Gardens Flourishing Where People Reclaim Boston’s Vacant Lots

The Washington Post

In Highland Park, a neighborhood once ravaged by arson and abandonment, Edward L. Cooper not long ago inspected rows of okra that he had planted and bent his long frame to pick the last of the season’s peppers.

“A lot of people say you can’t do things in the ghetto,” said Cooper, 84, president of Boston Urban Gardeners, an organization of inner-city tillers. “But we put our minds to it and built an oasis.”

This neighborhood of aging colonials and brick townhouses, however, no longer is the ghetto of a decade ago, when Cooper--a former executive director of the Boston NAACP and a retired employee of the Boston Redevelopment Authority--and several elderly residents began clearing the vacant lot known today as Cooper’s Place.


Next-door to the 10,000-square-foot community garden, developers are converting an abandoned apartment building into condominiums, and renovated homes on surrounding streets are prized by black professionals.

“This place used to be a dump,” Cooper said, sitting on a bench in a manicured rose garden that gives way to 25 vegetable plots. “Now we’re trying to take some pride and not let the big bucks run us out of the community.”

A Real Estate Boom

The pattern has been repeated throughout this revitalized city, where an economic boom has sparked competition for vacant land among private developers, builders of low-cost housing and proponents of open space.

Until recently, admirers of about 100 Boston community gardens had expressed concern that Cooper’s group might have planted the seeds of its own destruction during an 11-year effort to brighten deteriorating neighborhoods by clearing garbage-strewn lots and planting vegetables and flowers.

Requirements:
A: List every number written in numerals in the article on Boston's community gardens, along with what each one refers to.
B: Return the part of the article on Boston's community gardens that runs from "In Highland Park, a" down to "the season’s peppers.", copied word for word.
C: Using the article on Boston's community gardens, decide whether each statement agrees with it. Answer yes or no for each one, and quote the words that decide it.
(i) Cooper is the president of Boston Urban Gardeners.
(ii) The rose garden gives way to 40 vegetable plots.
(iii) Developers are turning an abandoned apartment building next to the garden into condominiums.

Supplied data:
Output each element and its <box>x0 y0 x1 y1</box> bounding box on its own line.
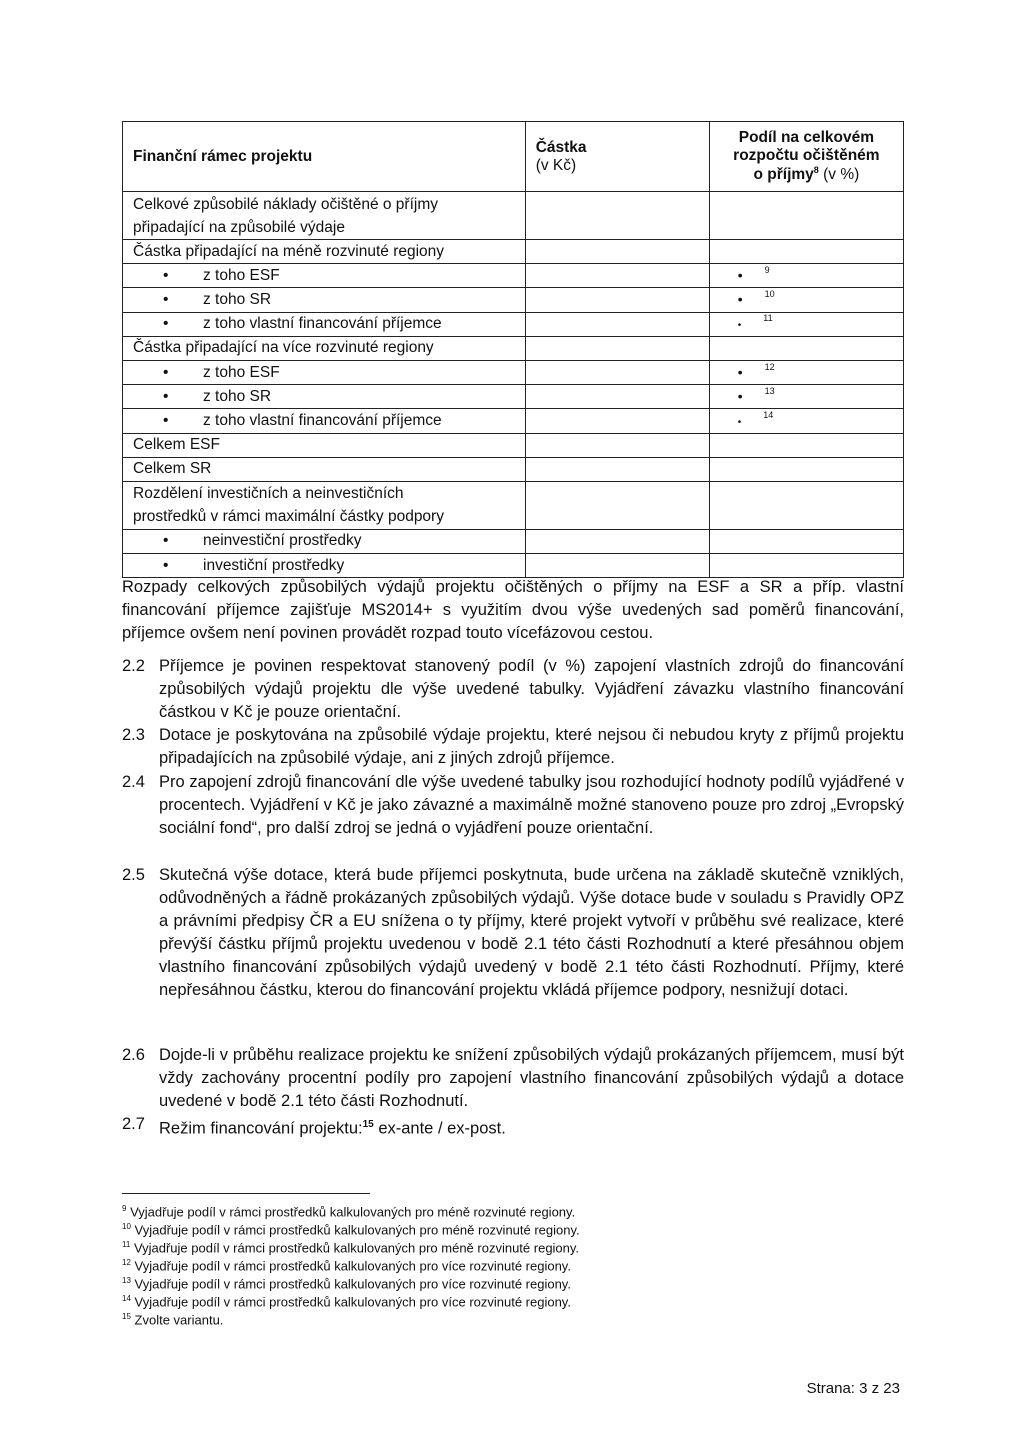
==
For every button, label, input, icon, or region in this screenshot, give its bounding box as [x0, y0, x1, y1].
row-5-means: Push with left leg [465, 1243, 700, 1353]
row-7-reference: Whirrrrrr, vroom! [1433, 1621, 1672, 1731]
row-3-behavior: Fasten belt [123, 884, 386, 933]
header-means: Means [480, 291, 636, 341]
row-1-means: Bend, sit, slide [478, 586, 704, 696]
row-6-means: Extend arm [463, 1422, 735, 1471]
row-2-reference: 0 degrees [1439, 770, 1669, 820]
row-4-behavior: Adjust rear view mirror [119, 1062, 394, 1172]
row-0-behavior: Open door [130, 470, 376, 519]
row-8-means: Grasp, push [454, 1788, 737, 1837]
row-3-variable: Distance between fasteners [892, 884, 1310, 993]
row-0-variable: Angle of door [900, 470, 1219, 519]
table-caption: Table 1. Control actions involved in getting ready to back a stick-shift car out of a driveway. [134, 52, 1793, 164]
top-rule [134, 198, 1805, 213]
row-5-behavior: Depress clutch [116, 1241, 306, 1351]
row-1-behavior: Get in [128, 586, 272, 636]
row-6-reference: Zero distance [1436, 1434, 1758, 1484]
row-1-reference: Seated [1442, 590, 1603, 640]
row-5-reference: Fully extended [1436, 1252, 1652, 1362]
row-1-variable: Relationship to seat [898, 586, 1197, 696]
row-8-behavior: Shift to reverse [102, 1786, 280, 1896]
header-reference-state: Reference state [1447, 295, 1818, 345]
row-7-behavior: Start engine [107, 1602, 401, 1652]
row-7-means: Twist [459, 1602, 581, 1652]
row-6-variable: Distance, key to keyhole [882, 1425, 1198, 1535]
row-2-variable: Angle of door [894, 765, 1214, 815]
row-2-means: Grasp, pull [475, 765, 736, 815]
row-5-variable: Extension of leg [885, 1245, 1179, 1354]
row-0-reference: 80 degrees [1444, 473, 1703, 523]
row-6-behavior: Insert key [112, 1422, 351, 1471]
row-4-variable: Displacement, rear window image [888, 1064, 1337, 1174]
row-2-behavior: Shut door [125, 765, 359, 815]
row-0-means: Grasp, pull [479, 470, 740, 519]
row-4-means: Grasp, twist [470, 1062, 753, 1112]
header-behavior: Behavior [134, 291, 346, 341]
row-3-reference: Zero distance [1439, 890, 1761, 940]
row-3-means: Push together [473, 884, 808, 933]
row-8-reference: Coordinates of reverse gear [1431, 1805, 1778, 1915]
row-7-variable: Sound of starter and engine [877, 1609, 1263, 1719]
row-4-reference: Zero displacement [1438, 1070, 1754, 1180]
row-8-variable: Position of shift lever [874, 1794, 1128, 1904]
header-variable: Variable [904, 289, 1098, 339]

Results of the tasks:
A:
- 84: Edward L. Cooper's age
- 10,000: the size in square feet of the community garden
- 25: the number of vegetable plots
- 100: the approximate number of Boston community gardens
- 11: the length in years of the group's effort to brighten deteriorating neighborhoods

B:
In Highland Park, a neighborhood once ravaged by arson and abandonment, Edward L. Cooper not long ago inspected rows of okra that he had planted and bent his long frame to pick the last of the season’s peppers.

C:
(i) Yes: "Cooper, 84, president of Boston Urban Gardeners"
(ii) No: "a manicured rose garden that gives way to 25 vegetable plots"
(iii) Yes: "developers are converting an abandoned apartment building into condominiums"